* [WORKING DATA]
╭──

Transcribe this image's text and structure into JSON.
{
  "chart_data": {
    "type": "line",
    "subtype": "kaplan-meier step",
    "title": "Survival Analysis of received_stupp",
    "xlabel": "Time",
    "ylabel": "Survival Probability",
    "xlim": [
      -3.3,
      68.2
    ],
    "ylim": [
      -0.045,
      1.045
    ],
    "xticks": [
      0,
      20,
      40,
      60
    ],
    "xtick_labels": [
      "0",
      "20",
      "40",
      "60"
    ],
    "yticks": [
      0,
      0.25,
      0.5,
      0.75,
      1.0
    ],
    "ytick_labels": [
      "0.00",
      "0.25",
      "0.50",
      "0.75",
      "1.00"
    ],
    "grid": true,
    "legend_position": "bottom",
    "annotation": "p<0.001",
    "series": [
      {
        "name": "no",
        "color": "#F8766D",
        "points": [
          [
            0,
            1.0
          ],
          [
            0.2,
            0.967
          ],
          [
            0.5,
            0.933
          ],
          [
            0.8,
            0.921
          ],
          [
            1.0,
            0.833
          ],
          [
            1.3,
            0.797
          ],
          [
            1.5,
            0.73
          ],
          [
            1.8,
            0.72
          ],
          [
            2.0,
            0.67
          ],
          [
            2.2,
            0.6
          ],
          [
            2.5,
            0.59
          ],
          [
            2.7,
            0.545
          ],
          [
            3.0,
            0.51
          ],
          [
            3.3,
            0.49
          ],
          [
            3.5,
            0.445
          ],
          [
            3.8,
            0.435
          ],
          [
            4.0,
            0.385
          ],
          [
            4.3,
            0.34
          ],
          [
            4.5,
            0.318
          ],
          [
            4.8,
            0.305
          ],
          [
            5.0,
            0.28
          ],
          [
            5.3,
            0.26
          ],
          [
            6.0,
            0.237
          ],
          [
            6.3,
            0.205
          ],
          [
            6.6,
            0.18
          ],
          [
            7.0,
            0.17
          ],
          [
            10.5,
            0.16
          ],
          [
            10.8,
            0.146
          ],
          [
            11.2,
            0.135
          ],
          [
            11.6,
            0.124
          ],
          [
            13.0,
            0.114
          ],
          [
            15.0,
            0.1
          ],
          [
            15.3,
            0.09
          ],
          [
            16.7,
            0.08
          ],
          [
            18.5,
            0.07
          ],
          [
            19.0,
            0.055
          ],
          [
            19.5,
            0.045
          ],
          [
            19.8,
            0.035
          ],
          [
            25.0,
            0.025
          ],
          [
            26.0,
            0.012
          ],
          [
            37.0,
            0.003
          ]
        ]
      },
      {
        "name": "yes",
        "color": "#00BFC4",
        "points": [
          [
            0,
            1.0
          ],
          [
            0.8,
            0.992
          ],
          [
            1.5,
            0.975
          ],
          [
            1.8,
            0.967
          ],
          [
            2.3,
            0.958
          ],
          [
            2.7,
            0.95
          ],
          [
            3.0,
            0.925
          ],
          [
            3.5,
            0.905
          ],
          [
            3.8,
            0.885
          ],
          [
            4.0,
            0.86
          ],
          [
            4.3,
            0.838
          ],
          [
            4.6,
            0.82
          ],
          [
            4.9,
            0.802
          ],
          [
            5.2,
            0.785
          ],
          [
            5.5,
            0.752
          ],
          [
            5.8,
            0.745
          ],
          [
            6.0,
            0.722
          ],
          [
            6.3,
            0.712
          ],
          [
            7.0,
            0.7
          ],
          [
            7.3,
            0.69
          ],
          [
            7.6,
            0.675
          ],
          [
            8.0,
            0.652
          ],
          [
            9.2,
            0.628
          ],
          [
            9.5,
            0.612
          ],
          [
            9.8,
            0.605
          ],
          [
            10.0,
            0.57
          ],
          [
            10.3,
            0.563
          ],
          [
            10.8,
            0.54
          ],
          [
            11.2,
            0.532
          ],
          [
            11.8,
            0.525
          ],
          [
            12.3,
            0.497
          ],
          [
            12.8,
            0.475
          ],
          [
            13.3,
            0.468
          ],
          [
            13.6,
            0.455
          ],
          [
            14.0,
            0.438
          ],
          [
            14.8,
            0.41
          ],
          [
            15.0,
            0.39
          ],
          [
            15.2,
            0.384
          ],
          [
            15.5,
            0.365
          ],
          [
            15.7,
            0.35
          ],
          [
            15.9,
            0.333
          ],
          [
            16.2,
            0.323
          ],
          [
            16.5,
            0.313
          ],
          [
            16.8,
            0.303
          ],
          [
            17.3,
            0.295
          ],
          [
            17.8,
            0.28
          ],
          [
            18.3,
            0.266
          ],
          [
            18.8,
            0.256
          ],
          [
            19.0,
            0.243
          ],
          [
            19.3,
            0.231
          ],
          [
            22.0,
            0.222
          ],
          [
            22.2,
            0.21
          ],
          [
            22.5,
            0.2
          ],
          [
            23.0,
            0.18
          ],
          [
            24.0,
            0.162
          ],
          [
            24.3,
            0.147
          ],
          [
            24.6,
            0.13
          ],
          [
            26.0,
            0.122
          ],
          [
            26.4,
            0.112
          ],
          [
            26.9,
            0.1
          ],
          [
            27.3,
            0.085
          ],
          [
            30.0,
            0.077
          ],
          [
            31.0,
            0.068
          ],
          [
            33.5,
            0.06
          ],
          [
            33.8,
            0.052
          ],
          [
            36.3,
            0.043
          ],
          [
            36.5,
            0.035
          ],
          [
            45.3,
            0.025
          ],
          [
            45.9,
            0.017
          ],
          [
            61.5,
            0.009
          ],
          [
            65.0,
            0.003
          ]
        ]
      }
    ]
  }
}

╰──

* [PROBLEM DESCRIPTION] All of the entries should be written out again exactly.

* [SOLUTION]
Transcribe this image's text and structure into JSON.
{
  "chart_data": {
    "type": "line",
    "subtype": "kaplan-meier step",
    "title": "Survival Analysis of received_stupp",
    "xlabel": "Time",
    "ylabel": "Survival Probability",
    "xlim": [
      -3.3,
      68.2
    ],
    "ylim": [
      -0.045,
      1.045
    ],
    "xticks": [
      0,
      20,
      40,
      60
    ],
    "xtick_labels": [
      "0",
      "20",
      "40",
      "60"
    ],
    "yticks": [
      0,
      0.25,
      0.5,
      0.75,
      1.0
    ],
    "ytick_labels": [
      "0.00",
      "0.25",
      "0.50",
      "0.75",
      "1.00"
    ],
    "grid": true,
    "legend_position": "bottom",
    "annotation": "p<0.001",
    "series": [
      {
        "name": "no",
        "color": "#F8766D",
        "points": [
          [
            0,
            1.0
          ],
          [
            0.2,
            0.967
          ],
          [
            0.5,
            0.933
          ],
          [
            0.8,
            0.921
          ],
          [
            1.0,
            0.833
          ],
          [
            1.3,
            0.797
          ],
          [
            1.5,
            0.73
          ],
          [
            1.8,
            0.72
          ],
          [
            2.0,
            0.67
          ],
          [
            2.2,
            0.6
          ],
          [
            2.5,
            0.59
          ],
          [
            2.7,
            0.545
          ],
          [
            3.0,
            0.51
          ],
          [
            3.3,
            0.49
          ],
          [
            3.5,
            0.445
          ],
          [
            3.8,
            0.435
          ],
          [
            4.0,
            0.385
          ],
          [
            4.3,
            0.34
          ],
          [
            4.5,
            0.318
          ],
          [
            4.8,
            0.305
          ],
          [
            5.0,
            0.28
          ],
          [
            5.3,
            0.26
          ],
          [
            6.0,
            0.237
          ],
          [
            6.3,
            0.205
          ],
          [
            6.6,
            0.18
          ],
          [
            7.0,
            0.17
          ],
          [
            10.5,
            0.16
          ],
          [
            10.8,
            0.146
          ],
          [
            11.2,
            0.135
          ],
          [
            11.6,
            0.124
          ],
          [
            13.0,
            0.114
          ],
          [
            15.0,
            0.1
          ],
          [
            15.3,
            0.09
          ],
          [
            16.7,
            0.08
          ],
          [
            18.5,
            0.07
          ],
          [
            19.0,
            0.055
          ],
          [
            19.5,
            0.045
          ],
          [
            19.8,
            0.035
          ],
          [
            25.0,
            0.025
          ],
          [
            26.0,
            0.012
          ],
          [
            37.0,
            0.003
          ]
        ]
      },
      {
        "name": "yes",
        "color": "#00BFC4",
        "points": [
          [
            0,
            1.0
          ],
          [
            0.8,
            0.992
          ],
          [
            1.5,
            0.975
          ],
          [
            1.8,
            0.967
          ],
          [
            2.3,
            0.958
          ],
          [
            2.7,
            0.95
          ],
          [
            3.0,
            0.925
          ],
          [
            3.5,
            0.905
          ],
          [
            3.8,
            0.885
          ],
          [
            4.0,
            0.86
          ],
          [
            4.3,
            0.838
          ],
          [
            4.6,
            0.82
          ],
          [
            4.9,
            0.802
          ],
          [
            5.2,
            0.785
          ],
          [
            5.5,
            0.752
          ],
          [
            5.8,
            0.745
          ],
          [
            6.0,
            0.722
          ],
          [
            6.3,
            0.712
          ],
          [
            7.0,
            0.7
          ],
          [
            7.3,
            0.69
          ],
          [
            7.6,
            0.675
          ],
          [
            8.0,
            0.652
          ],
          [
            9.2,
            0.628
          ],
          [
            9.5,
            0.612
          ],
          [
            9.8,
            0.605
          ],
          [
            10.0,
            0.57
          ],
          [
            10.3,
            0.563
          ],
          [
            10.8,
            0.54
          ],
          [
            11.2,
            0.532
          ],
          [
            11.8,
            0.525
          ],
          [
            12.3,
            0.497
          ],
          [
            12.8,
            0.475
          ],
          [
            13.3,
            0.468
          ],
          [
            13.6,
            0.455
          ],
          [
            14.0,
            0.438
          ],
          [
            14.8,
            0.41
          ],
          [
            15.0,
            0.39
          ],
          [
            15.2,
            0.384
          ],
          [
            15.5,
            0.365
          ],
          [
            15.7,
            0.35
          ],
          [
            15.9,
            0.333
          ],
          [
            16.2,
            0.323
          ],
          [
            16.5,
            0.313
          ],
          [
            16.8,
            0.303
          ],
          [
            17.3,
            0.295
          ],
          [
            17.8,
            0.28
          ],
          [
            18.3,
            0.266
          ],
          [
            18.8,
            0.256
          ],
          [
            19.0,
            0.243
          ],
          [
            19.3,
            0.231
          ],
          [
            22.0,
            0.222
          ],
          [
            22.2,
            0.21
          ],
          [
            22.5,
            0.2
          ],
          [
            23.0,
            0.18
          ],
          [
            24.0,
            0.162
          ],
          [
            24.3,
            0.147
          ],
          [
            24.6,
            0.13
          ],
          [
            26.0,
            0.122
          ],
          [
            26.4,
            0.112
          ],
          [
            26.9,
            0.1
          ],
          [
            27.3,
            0.085
          ],
          [
            30.0,
            0.077
          ],
          [
            31.0,
            0.068
          ],
          [
            33.5,
            0.06
          ],
          [
            33.8,
            0.052
          ],
          [
            36.3,
            0.043
          ],
          [
            36.5,
            0.035
          ],
          [
            45.3,
            0.025
          ],
          [
            45.9,
            0.017
          ],
          [
            61.5,
            0.009
          ],
          [
            65.0,
            0.003
          ]
        ]
      }
    ]
  }
}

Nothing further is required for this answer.